- _Dataset_:
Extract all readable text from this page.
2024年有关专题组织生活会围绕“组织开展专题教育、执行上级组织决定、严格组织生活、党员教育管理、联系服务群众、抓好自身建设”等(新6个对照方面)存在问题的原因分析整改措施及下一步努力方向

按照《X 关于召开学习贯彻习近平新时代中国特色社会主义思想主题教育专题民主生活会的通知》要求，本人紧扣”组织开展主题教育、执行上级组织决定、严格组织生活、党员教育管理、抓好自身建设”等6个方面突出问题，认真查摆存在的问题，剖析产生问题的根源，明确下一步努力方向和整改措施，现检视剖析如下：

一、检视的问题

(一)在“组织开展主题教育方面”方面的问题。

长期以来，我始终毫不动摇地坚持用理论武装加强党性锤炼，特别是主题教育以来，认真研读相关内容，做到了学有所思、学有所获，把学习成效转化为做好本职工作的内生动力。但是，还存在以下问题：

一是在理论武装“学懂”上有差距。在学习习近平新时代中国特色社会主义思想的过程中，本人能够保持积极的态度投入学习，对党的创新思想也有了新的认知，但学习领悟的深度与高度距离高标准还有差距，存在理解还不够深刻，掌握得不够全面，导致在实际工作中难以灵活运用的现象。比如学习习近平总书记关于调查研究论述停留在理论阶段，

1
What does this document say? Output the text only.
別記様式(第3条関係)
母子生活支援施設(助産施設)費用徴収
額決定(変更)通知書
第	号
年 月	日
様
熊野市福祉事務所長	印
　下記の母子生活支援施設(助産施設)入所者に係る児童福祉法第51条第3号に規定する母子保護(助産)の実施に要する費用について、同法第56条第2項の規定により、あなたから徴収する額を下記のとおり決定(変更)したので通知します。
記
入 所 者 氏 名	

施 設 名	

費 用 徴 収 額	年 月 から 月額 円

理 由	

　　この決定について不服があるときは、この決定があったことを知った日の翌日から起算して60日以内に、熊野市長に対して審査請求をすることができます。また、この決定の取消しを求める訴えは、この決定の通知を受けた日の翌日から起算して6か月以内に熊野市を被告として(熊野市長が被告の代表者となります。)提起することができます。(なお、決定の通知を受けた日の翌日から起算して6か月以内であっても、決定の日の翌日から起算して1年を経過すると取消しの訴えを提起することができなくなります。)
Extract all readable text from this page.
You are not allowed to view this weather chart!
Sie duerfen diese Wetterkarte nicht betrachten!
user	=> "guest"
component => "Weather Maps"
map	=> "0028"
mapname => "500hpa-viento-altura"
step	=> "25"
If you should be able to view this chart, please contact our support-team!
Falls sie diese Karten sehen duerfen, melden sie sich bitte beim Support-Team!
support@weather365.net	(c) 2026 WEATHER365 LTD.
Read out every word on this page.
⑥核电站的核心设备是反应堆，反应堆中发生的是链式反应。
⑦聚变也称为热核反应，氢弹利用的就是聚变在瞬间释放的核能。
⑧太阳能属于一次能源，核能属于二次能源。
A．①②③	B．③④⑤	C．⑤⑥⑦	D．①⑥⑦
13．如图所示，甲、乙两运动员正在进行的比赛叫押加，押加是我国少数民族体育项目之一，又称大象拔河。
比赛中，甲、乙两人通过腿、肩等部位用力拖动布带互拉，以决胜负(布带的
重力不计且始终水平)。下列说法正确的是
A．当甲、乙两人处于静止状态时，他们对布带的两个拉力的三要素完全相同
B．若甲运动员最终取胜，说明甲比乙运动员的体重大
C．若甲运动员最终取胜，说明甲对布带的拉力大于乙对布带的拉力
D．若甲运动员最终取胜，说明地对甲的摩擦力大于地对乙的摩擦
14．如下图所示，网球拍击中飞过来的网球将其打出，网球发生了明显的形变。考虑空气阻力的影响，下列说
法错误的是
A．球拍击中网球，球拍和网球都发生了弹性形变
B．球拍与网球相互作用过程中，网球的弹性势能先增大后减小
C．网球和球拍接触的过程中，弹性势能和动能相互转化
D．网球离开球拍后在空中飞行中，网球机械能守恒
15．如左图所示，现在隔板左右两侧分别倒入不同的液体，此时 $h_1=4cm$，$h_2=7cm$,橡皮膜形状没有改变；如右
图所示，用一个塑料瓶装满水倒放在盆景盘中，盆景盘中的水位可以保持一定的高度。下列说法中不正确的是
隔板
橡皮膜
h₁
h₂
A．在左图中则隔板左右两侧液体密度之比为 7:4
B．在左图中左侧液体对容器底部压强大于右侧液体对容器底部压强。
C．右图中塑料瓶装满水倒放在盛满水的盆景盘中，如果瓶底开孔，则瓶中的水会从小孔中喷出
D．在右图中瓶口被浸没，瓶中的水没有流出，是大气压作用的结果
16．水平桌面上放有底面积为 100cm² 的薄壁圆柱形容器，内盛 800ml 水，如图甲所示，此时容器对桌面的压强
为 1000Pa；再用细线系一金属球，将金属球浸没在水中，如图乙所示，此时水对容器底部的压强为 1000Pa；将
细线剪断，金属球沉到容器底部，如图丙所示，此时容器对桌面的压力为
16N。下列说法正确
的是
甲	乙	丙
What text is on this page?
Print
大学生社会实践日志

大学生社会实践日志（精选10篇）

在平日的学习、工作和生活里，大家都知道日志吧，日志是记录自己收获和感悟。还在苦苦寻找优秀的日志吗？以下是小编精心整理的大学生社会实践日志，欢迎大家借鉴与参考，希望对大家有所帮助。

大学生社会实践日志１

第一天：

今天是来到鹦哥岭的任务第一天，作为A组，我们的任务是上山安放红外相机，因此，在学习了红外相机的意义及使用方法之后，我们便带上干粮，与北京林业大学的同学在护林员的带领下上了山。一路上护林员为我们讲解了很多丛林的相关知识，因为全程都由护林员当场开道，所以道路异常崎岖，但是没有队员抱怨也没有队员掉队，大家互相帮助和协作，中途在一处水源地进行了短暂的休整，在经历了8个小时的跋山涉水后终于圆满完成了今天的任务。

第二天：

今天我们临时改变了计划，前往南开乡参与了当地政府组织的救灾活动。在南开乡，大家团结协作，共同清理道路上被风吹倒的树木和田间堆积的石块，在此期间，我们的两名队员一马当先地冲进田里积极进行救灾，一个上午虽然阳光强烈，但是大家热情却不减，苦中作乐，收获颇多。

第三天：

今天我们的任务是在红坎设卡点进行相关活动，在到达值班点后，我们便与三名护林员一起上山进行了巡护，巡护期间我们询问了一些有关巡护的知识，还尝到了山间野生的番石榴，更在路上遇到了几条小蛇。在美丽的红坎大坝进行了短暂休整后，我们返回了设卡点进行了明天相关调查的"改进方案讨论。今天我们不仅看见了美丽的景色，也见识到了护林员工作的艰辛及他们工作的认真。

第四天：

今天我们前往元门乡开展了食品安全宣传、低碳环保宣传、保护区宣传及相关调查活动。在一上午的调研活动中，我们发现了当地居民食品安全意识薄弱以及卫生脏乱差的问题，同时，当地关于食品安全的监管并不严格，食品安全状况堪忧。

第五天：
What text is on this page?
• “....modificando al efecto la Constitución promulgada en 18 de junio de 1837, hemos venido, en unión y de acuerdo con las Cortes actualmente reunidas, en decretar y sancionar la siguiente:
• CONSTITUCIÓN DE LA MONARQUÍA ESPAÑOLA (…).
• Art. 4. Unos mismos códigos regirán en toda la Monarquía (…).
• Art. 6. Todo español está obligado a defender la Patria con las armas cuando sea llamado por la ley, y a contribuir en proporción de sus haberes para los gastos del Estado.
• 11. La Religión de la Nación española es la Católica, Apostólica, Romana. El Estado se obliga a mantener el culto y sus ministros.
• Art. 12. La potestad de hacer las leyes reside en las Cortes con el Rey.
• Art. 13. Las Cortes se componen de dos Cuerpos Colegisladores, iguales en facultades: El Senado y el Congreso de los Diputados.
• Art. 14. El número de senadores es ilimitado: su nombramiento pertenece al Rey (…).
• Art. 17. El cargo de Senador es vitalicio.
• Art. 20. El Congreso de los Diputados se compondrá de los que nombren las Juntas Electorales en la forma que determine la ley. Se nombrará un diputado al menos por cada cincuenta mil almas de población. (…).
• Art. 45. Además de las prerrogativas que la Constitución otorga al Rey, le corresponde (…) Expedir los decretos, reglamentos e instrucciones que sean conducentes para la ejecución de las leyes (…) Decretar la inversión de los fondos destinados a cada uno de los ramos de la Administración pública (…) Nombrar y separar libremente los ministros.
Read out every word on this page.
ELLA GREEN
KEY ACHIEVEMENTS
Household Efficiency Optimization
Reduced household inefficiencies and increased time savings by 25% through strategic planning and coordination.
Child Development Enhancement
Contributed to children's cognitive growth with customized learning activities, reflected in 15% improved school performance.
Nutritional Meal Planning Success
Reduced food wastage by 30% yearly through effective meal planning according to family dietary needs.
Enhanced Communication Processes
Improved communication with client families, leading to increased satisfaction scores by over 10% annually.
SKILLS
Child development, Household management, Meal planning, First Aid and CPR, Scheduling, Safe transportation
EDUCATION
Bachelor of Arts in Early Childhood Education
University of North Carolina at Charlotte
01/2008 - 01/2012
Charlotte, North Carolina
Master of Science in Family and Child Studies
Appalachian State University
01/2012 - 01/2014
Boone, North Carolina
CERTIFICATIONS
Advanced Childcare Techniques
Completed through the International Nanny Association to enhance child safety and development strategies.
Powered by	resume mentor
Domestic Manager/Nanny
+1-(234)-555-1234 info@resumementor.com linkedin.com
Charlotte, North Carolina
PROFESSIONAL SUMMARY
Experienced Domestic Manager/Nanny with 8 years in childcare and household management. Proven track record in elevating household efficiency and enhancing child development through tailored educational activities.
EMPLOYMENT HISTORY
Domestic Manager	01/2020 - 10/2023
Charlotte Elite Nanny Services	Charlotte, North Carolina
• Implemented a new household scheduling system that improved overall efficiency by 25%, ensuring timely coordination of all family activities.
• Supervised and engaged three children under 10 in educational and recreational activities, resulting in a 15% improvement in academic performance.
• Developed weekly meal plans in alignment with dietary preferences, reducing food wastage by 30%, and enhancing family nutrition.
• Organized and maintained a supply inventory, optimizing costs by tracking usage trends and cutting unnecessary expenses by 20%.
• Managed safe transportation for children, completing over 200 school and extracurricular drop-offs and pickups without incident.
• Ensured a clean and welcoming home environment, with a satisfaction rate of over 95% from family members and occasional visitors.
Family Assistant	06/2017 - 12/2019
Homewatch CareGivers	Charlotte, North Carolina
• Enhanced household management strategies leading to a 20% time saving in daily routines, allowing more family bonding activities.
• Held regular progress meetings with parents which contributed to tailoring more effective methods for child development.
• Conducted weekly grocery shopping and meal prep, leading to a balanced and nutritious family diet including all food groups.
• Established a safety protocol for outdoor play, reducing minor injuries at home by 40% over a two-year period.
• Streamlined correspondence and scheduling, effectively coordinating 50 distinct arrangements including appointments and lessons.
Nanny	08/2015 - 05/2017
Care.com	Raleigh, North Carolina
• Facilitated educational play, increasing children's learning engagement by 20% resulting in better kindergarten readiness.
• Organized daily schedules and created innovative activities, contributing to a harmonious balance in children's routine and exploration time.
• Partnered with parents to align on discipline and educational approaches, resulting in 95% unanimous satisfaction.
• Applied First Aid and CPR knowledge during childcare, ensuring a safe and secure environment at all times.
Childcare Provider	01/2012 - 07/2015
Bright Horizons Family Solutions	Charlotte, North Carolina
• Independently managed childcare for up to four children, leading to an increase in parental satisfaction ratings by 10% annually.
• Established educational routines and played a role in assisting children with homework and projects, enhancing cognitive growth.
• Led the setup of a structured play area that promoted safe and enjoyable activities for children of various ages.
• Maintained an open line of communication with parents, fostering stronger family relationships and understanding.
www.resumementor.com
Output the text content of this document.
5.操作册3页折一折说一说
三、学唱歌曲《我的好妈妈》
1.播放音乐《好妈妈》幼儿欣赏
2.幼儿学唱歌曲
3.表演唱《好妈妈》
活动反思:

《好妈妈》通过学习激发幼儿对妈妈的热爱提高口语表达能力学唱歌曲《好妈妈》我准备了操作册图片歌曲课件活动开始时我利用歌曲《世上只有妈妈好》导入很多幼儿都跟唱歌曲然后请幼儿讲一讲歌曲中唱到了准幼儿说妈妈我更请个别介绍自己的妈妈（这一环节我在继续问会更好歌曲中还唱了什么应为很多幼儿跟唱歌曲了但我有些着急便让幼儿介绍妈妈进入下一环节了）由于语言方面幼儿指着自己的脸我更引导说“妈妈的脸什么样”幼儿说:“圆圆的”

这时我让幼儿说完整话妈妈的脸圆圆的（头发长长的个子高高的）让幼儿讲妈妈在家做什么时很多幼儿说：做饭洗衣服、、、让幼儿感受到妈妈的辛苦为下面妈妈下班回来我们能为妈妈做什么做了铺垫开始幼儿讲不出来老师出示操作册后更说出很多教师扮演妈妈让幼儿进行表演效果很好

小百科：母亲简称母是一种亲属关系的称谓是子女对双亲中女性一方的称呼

- _Exercise requirements_: Copy out the lines starting at the one containing "Output the text content of this document." and ending with the last line of the entries. Include nothing else.

- _Task result_:
Output the text content of this document.
5.操作册3页折一折说一说
三、学唱歌曲《我的好妈妈》
1.播放音乐《好妈妈》幼儿欣赏
2.幼儿学唱歌曲
3.表演唱《好妈妈》
活动反思:

《好妈妈》通过学习激发幼儿对妈妈的热爱提高口语表达能力学唱歌曲《好妈妈》我准备了操作册图片歌曲课件活动开始时我利用歌曲《世上只有妈妈好》导入很多幼儿都跟唱歌曲然后请幼儿讲一讲歌曲中唱到了准幼儿说妈妈我更请个别介绍自己的妈妈（这一环节我在继续问会更好歌曲中还唱了什么应为很多幼儿跟唱歌曲了但我有些着急便让幼儿介绍妈妈进入下一环节了）由于语言方面幼儿指着自己的脸我更引导说“妈妈的脸什么样”幼儿说:“圆圆的”

这时我让幼儿说完整话妈妈的脸圆圆的（头发长长的个子高高的）让幼儿讲妈妈在家做什么时很多幼儿说：做饭洗衣服、、、让幼儿感受到妈妈的辛苦为下面妈妈下班回来我们能为妈妈做什么做了铺垫开始幼儿讲不出来老师出示操作册后更说出很多教师扮演妈妈让幼儿进行表演效果很好

小百科：母亲简称母是一种亲属关系的称谓是子女对双亲中女性一方的称呼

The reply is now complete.